# RECORD EXTRACTS start

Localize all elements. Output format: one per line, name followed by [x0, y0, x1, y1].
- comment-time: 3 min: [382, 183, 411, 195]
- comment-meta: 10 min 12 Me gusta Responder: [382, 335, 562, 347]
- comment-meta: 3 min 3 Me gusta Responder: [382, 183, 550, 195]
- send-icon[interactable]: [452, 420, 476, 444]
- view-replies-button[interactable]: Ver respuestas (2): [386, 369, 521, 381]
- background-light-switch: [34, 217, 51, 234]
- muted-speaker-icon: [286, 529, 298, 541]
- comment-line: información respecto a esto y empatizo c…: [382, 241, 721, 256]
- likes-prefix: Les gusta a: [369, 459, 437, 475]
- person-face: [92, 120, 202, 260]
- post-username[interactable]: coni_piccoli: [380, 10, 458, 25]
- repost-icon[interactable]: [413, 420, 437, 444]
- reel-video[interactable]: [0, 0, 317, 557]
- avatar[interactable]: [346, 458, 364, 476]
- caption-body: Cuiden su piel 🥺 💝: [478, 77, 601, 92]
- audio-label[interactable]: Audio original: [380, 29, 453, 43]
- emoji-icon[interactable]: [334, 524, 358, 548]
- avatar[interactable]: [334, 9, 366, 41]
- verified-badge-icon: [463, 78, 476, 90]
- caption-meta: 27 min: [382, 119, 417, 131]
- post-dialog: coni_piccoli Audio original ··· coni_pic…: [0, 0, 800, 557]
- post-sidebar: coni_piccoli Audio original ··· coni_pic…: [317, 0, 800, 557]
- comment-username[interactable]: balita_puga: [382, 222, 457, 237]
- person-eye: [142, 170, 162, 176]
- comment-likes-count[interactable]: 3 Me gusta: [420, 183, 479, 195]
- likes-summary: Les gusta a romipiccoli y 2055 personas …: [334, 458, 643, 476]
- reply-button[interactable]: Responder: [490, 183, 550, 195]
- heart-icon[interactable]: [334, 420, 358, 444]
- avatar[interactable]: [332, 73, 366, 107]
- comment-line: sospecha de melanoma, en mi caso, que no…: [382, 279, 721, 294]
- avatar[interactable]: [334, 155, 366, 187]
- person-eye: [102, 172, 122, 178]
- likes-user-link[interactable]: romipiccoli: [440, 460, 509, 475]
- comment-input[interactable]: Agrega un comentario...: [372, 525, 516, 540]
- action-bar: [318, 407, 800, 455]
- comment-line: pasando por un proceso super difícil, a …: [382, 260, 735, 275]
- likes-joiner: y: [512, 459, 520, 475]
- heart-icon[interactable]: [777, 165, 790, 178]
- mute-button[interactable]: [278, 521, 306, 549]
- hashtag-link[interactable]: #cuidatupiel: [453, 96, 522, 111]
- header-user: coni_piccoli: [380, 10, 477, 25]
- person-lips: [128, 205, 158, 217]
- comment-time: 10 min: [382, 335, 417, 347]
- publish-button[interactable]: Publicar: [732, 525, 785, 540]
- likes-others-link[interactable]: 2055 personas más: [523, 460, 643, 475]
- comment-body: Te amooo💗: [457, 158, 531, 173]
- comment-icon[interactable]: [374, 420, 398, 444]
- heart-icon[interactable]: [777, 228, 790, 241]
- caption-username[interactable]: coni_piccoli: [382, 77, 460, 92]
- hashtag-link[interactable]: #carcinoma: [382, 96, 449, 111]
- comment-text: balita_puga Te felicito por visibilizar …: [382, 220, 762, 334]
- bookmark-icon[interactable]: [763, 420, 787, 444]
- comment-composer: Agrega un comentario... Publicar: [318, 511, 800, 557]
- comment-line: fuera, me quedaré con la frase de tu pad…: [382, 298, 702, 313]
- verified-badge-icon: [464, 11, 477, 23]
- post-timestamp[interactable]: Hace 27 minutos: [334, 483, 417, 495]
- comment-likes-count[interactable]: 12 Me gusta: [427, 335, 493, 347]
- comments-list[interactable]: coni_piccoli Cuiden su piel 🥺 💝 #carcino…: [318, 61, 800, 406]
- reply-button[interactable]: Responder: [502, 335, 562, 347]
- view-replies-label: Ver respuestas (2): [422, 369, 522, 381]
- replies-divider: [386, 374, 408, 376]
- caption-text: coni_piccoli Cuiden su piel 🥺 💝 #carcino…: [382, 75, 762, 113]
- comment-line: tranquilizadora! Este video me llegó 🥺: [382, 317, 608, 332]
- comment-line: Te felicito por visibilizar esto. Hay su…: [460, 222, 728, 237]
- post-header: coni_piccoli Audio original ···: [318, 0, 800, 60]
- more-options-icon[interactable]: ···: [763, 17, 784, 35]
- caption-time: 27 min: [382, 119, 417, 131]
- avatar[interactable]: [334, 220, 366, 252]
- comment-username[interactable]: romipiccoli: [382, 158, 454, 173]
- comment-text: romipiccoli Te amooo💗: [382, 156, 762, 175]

# RECORD EXTRACTS end
# RECORD EXTRACTS start

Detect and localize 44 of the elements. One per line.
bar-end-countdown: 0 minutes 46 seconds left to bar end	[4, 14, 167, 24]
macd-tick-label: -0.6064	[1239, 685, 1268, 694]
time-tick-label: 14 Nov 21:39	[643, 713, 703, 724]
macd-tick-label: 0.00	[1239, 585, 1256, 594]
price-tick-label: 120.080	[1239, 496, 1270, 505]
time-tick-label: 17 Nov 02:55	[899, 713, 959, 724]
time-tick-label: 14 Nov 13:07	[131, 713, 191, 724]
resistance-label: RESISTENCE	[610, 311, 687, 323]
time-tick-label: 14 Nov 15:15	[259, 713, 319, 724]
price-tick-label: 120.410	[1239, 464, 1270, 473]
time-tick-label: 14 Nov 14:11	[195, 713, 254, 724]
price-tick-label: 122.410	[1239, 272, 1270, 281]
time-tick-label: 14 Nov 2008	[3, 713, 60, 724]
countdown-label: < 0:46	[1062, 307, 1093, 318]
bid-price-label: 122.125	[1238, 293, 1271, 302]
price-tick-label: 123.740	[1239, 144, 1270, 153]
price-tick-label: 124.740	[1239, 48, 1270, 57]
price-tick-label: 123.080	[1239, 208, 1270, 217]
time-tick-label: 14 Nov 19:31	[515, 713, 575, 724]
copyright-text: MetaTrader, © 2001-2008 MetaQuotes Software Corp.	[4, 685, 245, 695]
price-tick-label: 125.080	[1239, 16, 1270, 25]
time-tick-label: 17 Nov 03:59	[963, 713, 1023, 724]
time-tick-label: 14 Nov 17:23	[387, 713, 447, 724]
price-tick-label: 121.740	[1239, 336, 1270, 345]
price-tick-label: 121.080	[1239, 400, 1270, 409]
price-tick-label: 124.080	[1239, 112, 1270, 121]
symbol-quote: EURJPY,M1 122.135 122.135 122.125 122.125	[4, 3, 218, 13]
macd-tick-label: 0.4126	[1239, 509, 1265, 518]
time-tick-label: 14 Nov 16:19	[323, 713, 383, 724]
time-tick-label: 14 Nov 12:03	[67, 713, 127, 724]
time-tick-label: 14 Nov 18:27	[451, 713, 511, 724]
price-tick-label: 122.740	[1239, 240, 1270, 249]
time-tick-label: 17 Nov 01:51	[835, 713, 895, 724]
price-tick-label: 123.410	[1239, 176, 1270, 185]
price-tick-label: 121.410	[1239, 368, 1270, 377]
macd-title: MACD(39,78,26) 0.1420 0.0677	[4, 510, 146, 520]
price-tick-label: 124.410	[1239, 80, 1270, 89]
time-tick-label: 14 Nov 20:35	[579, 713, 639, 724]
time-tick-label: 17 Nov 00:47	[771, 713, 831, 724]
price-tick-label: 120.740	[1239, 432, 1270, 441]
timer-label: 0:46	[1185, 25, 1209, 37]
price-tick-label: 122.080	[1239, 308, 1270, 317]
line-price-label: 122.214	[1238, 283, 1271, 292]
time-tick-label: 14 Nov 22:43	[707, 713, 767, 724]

# RECORD EXTRACTS end
# RECORD EXTRACTS start

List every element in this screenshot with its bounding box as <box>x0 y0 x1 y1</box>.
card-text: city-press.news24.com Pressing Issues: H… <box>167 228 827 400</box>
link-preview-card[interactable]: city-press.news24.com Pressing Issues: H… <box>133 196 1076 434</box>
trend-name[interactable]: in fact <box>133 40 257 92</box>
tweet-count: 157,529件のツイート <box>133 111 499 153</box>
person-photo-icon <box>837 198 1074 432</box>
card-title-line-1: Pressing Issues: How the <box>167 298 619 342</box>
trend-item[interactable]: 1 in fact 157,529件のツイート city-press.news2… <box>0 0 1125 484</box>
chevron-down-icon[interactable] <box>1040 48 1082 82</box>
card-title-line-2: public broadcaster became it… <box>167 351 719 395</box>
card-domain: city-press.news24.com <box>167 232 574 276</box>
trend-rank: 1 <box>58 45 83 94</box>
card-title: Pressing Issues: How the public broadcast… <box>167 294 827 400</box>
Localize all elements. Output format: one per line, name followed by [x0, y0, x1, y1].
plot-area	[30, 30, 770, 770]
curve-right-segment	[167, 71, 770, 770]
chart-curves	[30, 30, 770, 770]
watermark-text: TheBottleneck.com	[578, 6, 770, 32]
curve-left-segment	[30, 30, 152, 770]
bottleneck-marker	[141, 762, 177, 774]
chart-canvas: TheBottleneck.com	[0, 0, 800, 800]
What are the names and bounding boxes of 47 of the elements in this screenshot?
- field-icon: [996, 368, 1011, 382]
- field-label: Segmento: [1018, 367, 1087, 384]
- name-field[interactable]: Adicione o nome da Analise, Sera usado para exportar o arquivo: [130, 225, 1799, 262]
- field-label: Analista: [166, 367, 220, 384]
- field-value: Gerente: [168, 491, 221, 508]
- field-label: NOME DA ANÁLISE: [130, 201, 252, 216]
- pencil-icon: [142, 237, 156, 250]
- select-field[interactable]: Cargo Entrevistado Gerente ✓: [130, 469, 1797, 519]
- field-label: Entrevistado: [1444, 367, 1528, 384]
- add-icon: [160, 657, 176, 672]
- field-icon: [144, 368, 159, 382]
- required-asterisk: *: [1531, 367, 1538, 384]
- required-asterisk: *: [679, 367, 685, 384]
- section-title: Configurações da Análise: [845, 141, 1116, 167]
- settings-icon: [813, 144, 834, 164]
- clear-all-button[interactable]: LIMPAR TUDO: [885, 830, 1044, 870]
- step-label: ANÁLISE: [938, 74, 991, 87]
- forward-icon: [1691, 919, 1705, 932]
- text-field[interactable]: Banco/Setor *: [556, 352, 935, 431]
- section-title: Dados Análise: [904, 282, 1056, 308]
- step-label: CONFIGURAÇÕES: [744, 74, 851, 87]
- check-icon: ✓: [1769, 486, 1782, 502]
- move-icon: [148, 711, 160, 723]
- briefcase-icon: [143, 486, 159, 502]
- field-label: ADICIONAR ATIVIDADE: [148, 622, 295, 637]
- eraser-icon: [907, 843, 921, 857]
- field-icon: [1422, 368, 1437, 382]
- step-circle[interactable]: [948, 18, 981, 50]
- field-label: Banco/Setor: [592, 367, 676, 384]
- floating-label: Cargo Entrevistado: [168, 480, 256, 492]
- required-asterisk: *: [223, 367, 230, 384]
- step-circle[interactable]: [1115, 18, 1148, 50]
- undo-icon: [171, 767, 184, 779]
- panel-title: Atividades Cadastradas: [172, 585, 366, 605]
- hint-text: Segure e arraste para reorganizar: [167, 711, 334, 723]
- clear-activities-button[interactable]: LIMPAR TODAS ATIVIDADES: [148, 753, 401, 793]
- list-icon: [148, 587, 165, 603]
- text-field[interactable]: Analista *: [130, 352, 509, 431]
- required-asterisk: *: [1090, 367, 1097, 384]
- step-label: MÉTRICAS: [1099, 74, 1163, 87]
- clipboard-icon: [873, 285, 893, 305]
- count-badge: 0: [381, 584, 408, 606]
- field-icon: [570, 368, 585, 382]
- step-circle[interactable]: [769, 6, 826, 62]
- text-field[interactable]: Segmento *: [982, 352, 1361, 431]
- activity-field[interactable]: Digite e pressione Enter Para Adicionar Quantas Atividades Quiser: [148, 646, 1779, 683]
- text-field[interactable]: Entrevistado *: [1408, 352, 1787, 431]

# RECORD EXTRACTS end

Write out the part of the material above that opens with the line containing "List every element" and closes with the line containing "trend-rank: 1 <box>58 45 83 94</box>", both lines included, as a numbered list with blank lines omitted.

1. List every element in this screenshot with its bounding box as <box>x0 y0 x1 y1</box>.
2. card-text: city-press.news24.com Pressing Issues: H… <box>167 228 827 400</box>
3. link-preview-card[interactable]: city-press.news24.com Pressing Issues: H… <box>133 196 1076 434</box>
4. trend-name[interactable]: in fact <box>133 40 257 92</box>
5. tweet-count: 157,529件のツイート <box>133 111 499 153</box>
6. person-photo-icon <box>837 198 1074 432</box>
7. card-title-line-1: Pressing Issues: How the <box>167 298 619 342</box>
8. trend-item[interactable]: 1 in fact 157,529件のツイート city-press.news2… <box>0 0 1125 484</box>
9. chevron-down-icon[interactable] <box>1040 48 1082 82</box>
10. card-title-line-2: public broadcaster became it… <box>167 351 719 395</box>
11. card-domain: city-press.news24.com <box>167 232 574 276</box>
12. trend-rank: 1 <box>58 45 83 94</box>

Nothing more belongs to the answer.